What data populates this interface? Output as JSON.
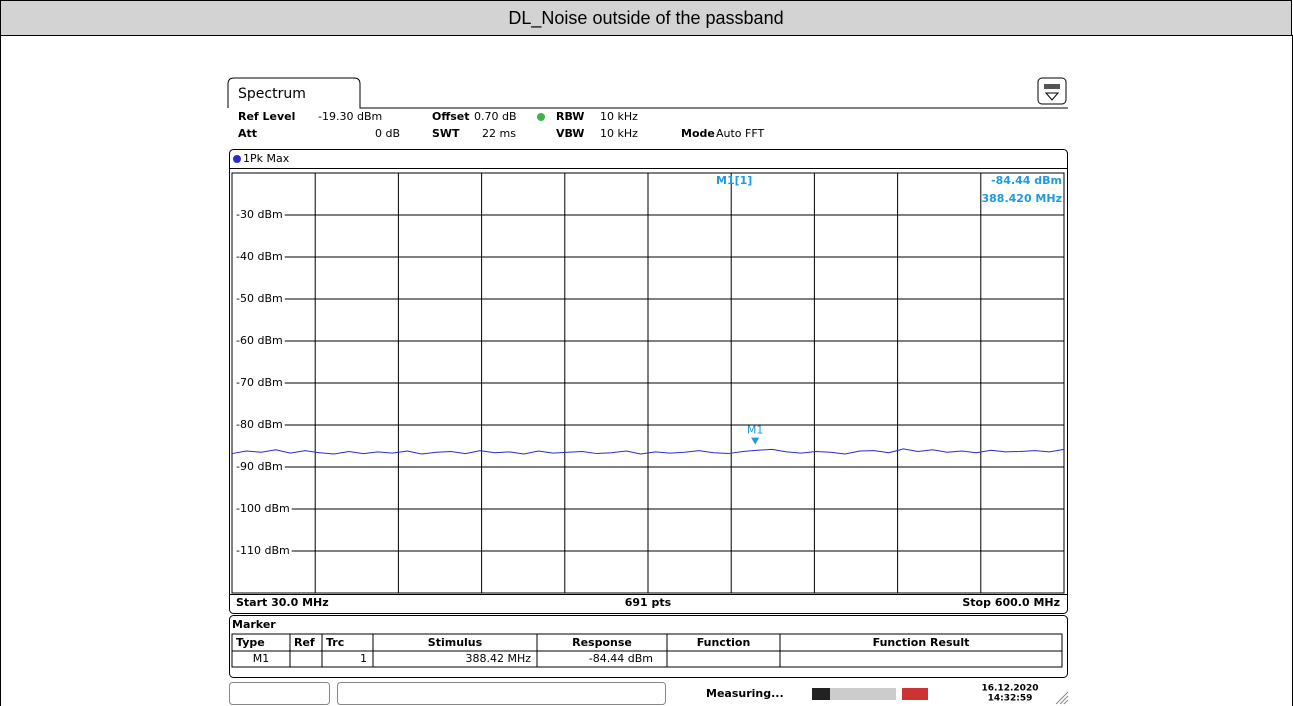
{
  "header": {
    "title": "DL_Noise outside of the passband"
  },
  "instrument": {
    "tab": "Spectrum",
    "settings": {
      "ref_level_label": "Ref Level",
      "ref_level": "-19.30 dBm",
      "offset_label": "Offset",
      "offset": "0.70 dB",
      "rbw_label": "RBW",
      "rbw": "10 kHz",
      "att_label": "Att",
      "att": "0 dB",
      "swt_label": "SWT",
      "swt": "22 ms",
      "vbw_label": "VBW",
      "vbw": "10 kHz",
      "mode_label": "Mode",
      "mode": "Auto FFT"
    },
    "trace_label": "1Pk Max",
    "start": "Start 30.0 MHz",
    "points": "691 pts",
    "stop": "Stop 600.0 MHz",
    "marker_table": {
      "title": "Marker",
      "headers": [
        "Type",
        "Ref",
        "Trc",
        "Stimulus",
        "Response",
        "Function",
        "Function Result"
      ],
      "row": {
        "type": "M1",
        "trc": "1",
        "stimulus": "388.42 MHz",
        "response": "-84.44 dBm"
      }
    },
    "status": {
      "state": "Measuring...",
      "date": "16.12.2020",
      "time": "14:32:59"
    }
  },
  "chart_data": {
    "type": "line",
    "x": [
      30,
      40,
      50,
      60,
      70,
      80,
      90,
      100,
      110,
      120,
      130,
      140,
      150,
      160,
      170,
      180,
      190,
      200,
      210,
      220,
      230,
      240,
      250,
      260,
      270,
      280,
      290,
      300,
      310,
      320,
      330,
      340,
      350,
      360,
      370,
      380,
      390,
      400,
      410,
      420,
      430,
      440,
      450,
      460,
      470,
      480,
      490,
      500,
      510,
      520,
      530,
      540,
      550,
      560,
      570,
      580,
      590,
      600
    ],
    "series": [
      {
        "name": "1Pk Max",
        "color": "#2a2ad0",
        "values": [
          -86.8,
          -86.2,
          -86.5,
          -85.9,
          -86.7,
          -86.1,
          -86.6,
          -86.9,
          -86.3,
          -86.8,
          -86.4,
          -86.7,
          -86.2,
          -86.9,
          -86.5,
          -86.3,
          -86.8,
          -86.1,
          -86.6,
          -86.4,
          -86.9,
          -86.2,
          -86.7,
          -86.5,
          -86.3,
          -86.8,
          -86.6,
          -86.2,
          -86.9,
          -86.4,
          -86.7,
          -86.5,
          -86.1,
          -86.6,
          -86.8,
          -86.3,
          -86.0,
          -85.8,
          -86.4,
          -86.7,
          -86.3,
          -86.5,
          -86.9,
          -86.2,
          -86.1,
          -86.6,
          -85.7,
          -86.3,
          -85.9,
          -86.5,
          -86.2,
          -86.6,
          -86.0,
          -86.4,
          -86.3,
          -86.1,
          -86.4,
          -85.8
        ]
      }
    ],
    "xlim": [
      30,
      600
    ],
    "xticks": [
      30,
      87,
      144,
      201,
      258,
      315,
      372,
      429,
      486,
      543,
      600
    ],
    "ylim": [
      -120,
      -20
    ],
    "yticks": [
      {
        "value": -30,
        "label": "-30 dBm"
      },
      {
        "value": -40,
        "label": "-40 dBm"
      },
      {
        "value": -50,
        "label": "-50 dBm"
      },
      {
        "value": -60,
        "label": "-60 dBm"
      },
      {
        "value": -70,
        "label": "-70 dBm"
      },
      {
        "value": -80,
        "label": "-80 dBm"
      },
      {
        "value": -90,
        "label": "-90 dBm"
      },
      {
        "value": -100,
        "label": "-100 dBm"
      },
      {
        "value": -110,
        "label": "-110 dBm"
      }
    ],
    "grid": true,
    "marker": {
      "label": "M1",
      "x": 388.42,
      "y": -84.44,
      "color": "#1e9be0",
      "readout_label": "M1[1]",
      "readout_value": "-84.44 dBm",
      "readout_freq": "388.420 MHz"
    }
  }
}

_ _ _ _ _ _ _

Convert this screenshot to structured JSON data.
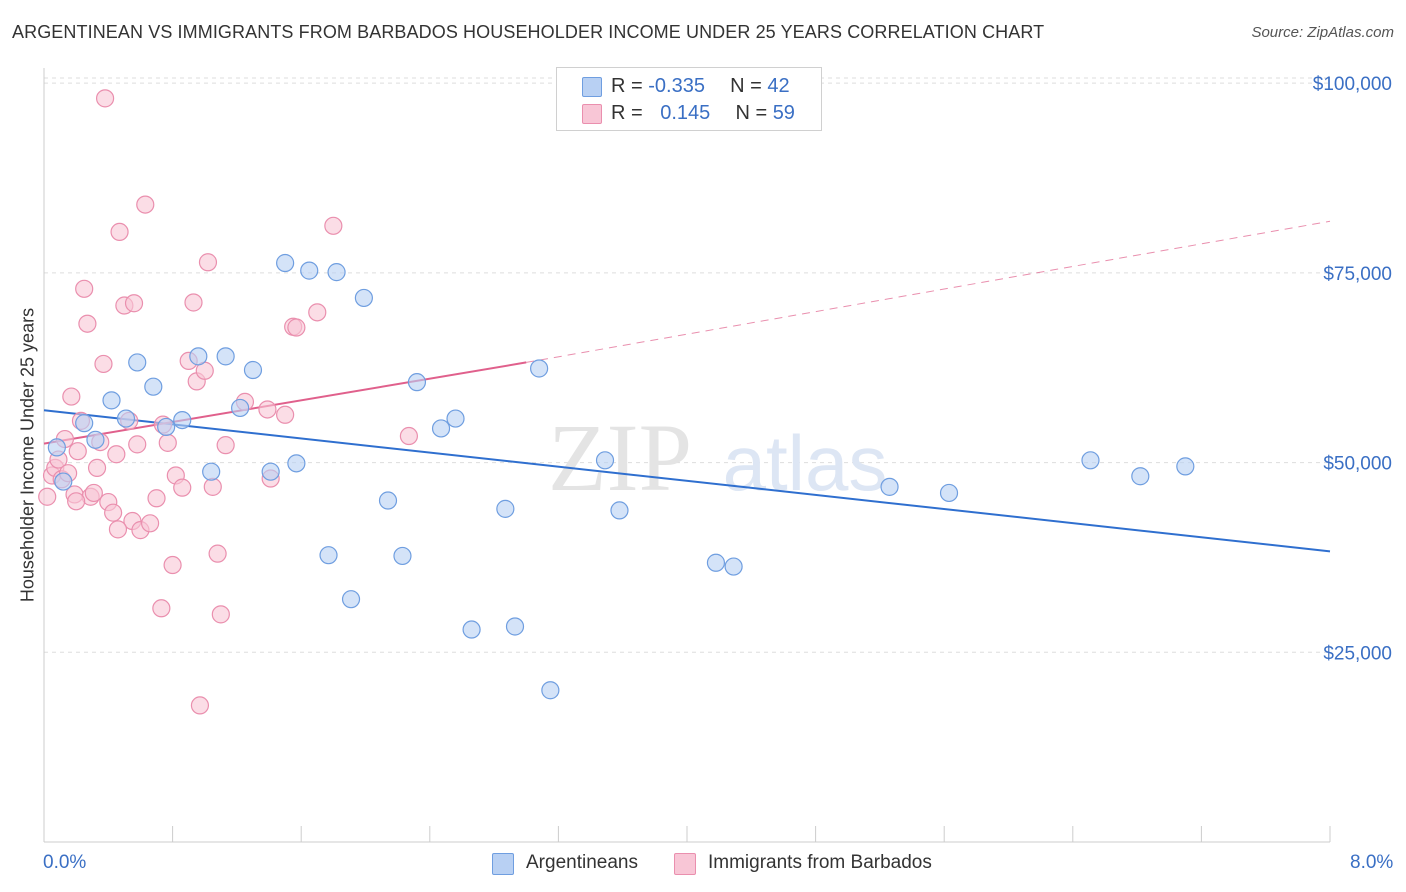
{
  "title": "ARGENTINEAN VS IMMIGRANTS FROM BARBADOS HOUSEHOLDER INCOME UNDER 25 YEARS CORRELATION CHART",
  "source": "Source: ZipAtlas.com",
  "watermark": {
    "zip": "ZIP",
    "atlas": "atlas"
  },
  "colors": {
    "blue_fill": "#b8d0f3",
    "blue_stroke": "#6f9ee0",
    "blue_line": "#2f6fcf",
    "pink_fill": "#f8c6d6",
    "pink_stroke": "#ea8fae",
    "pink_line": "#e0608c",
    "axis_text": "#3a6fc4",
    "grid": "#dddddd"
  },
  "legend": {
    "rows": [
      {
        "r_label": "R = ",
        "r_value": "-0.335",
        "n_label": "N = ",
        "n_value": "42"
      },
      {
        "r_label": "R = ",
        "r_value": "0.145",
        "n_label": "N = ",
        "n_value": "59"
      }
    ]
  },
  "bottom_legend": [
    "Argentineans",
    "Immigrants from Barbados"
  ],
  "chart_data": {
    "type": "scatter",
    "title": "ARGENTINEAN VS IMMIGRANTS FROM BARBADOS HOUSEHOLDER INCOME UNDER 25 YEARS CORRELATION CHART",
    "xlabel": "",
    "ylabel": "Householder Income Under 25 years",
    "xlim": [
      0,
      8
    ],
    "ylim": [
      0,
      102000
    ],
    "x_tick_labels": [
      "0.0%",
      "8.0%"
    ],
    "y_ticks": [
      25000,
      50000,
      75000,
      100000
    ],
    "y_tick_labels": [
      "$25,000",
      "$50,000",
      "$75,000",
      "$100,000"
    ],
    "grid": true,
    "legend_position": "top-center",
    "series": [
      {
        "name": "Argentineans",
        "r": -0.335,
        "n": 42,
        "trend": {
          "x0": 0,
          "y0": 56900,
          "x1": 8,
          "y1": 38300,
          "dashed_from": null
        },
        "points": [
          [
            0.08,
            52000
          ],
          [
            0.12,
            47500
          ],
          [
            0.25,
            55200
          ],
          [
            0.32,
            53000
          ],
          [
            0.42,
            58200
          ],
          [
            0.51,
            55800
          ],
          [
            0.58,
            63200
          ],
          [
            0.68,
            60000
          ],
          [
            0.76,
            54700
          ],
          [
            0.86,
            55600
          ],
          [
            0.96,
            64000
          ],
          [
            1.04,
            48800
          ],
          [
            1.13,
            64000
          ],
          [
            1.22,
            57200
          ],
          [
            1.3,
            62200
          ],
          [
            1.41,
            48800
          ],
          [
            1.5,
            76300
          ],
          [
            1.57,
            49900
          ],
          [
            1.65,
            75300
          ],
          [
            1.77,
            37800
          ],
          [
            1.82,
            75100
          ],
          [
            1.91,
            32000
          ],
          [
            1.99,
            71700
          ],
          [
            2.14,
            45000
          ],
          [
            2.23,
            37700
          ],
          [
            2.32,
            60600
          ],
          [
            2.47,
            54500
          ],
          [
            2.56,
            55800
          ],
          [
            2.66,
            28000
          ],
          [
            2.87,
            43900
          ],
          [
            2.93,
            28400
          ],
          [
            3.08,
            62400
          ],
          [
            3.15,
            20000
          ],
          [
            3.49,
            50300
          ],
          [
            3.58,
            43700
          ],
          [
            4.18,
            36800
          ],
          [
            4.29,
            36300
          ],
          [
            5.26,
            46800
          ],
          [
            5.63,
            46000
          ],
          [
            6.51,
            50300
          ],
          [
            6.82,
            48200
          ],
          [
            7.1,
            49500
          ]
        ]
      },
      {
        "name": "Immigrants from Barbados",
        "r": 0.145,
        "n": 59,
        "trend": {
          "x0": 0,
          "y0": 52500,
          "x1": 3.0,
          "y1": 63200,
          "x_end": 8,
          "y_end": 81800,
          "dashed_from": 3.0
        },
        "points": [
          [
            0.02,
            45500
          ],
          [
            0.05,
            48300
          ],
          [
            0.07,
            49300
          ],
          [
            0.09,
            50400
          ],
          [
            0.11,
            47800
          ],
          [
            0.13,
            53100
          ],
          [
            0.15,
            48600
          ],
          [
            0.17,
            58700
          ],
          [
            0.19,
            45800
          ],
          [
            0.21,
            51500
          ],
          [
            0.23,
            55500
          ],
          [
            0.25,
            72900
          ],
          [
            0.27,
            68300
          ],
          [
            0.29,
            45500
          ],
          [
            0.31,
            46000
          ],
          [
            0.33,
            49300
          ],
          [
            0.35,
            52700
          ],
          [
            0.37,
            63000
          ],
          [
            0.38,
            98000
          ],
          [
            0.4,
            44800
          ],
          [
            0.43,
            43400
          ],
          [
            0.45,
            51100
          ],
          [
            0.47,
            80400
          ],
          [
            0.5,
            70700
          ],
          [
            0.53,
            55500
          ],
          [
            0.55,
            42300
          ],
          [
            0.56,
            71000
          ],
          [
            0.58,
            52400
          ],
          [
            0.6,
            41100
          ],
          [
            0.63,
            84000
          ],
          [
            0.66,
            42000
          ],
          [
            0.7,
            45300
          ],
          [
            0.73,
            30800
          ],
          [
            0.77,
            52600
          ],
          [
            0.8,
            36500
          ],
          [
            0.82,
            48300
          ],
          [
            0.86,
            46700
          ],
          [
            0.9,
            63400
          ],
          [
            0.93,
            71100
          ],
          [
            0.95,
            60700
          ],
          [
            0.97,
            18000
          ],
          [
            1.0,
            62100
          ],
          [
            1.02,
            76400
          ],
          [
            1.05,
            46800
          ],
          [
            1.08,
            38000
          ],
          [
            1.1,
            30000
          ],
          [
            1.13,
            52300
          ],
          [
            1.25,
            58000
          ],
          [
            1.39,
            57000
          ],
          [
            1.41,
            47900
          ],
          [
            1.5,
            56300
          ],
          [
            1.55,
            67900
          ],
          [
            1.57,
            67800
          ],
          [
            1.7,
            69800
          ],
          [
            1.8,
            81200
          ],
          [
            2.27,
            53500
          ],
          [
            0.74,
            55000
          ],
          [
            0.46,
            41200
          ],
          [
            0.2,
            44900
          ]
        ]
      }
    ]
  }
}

_ _ _ _ _ _ _

▶ [Exercise directions]:
State the number of lines that contain the string "name", with no other words.

▶ [Solution below]:
3